_What you should do_.
Write the entries below out again exactly; any picture in them stays out.

_Rows_.

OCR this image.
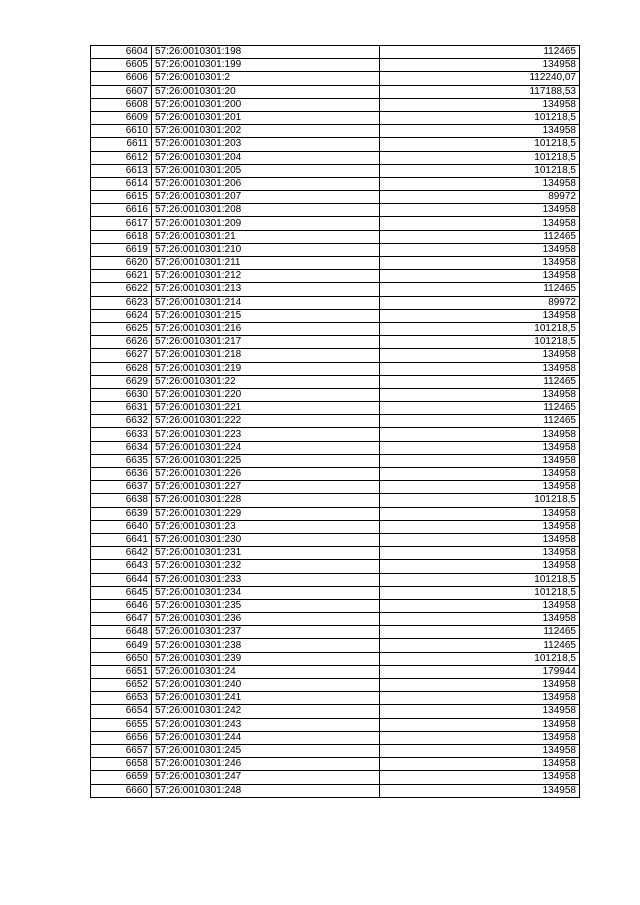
6604	57:26:0010301:198	112465
6605	57:26:0010301:199	134958
6606	57:26:0010301:2	112240,07
6607	57:26:0010301:20	117188,53
6608	57:26:0010301:200	134958
6609	57:26:0010301:201	101218,5
6610	57:26:0010301:202	134958
6611	57:26:0010301:203	101218,5
6612	57:26:0010301:204	101218,5
6613	57:26:0010301:205	101218,5
6614	57:26:0010301:206	134958
6615	57:26:0010301:207	89972
6616	57:26:0010301:208	134958
6617	57:26:0010301:209	134958
6618	57:26:0010301:21	112465
6619	57:26:0010301:210	134958
6620	57:26:0010301:211	134958
6621	57:26:0010301:212	134958
6622	57:26:0010301:213	112465
6623	57:26:0010301:214	89972
6624	57:26:0010301:215	134958
6625	57:26:0010301:216	101218,5
6626	57:26:0010301:217	101218,5
6627	57:26:0010301:218	134958
6628	57:26:0010301:219	134958
6629	57:26:0010301:22	112465
6630	57:26:0010301:220	134958
6631	57:26:0010301:221	112465
6632	57:26:0010301:222	112465
6633	57:26:0010301:223	134958
6634	57:26:0010301:224	134958
6635	57:26:0010301:225	134958
6636	57:26:0010301:226	134958
6637	57:26:0010301:227	134958
6638	57:26:0010301:228	101218,5
6639	57:26:0010301:229	134958
6640	57:26:0010301:23	134958
6641	57:26:0010301:230	134958
6642	57:26:0010301:231	134958
6643	57:26:0010301:232	134958
6644	57:26:0010301:233	101218,5
6645	57:26:0010301:234	101218,5
6646	57:26:0010301:235	134958
6647	57:26:0010301:236	134958
6648	57:26:0010301:237	112465
6649	57:26:0010301:238	112465
6650	57:26:0010301:239	101218,5
6651	57:26:0010301:24	179944
6652	57:26:0010301:240	134958
6653	57:26:0010301:241	134958
6654	57:26:0010301:242	134958
6655	57:26:0010301:243	134958
6656	57:26:0010301:244	134958
6657	57:26:0010301:245	134958
6658	57:26:0010301:246	134958
6659	57:26:0010301:247	134958
6660	57:26:0010301:248	134958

_Response_.
OCR this image.
6604	57:26:0010301:198	112465
6605	57:26:0010301:199	134958
6606	57:26:0010301:2	112240,07
6607	57:26:0010301:20	117188,53
6608	57:26:0010301:200	134958
6609	57:26:0010301:201	101218,5
6610	57:26:0010301:202	134958
6611	57:26:0010301:203	101218,5
6612	57:26:0010301:204	101218,5
6613	57:26:0010301:205	101218,5
6614	57:26:0010301:206	134958
6615	57:26:0010301:207	89972
6616	57:26:0010301:208	134958
6617	57:26:0010301:209	134958
6618	57:26:0010301:21	112465
6619	57:26:0010301:210	134958
6620	57:26:0010301:211	134958
6621	57:26:0010301:212	134958
6622	57:26:0010301:213	112465
6623	57:26:0010301:214	89972
6624	57:26:0010301:215	134958
6625	57:26:0010301:216	101218,5
6626	57:26:0010301:217	101218,5
6627	57:26:0010301:218	134958
6628	57:26:0010301:219	134958
6629	57:26:0010301:22	112465
6630	57:26:0010301:220	134958
6631	57:26:0010301:221	112465
6632	57:26:0010301:222	112465
6633	57:26:0010301:223	134958
6634	57:26:0010301:224	134958
6635	57:26:0010301:225	134958
6636	57:26:0010301:226	134958
6637	57:26:0010301:227	134958
6638	57:26:0010301:228	101218,5
6639	57:26:0010301:229	134958
6640	57:26:0010301:23	134958
6641	57:26:0010301:230	134958
6642	57:26:0010301:231	134958
6643	57:26:0010301:232	134958
6644	57:26:0010301:233	101218,5
6645	57:26:0010301:234	101218,5
6646	57:26:0010301:235	134958
6647	57:26:0010301:236	134958
6648	57:26:0010301:237	112465
6649	57:26:0010301:238	112465
6650	57:26:0010301:239	101218,5
6651	57:26:0010301:24	179944
6652	57:26:0010301:240	134958
6653	57:26:0010301:241	134958
6654	57:26:0010301:242	134958
6655	57:26:0010301:243	134958
6656	57:26:0010301:244	134958
6657	57:26:0010301:245	134958
6658	57:26:0010301:246	134958
6659	57:26:0010301:247	134958
6660	57:26:0010301:248	134958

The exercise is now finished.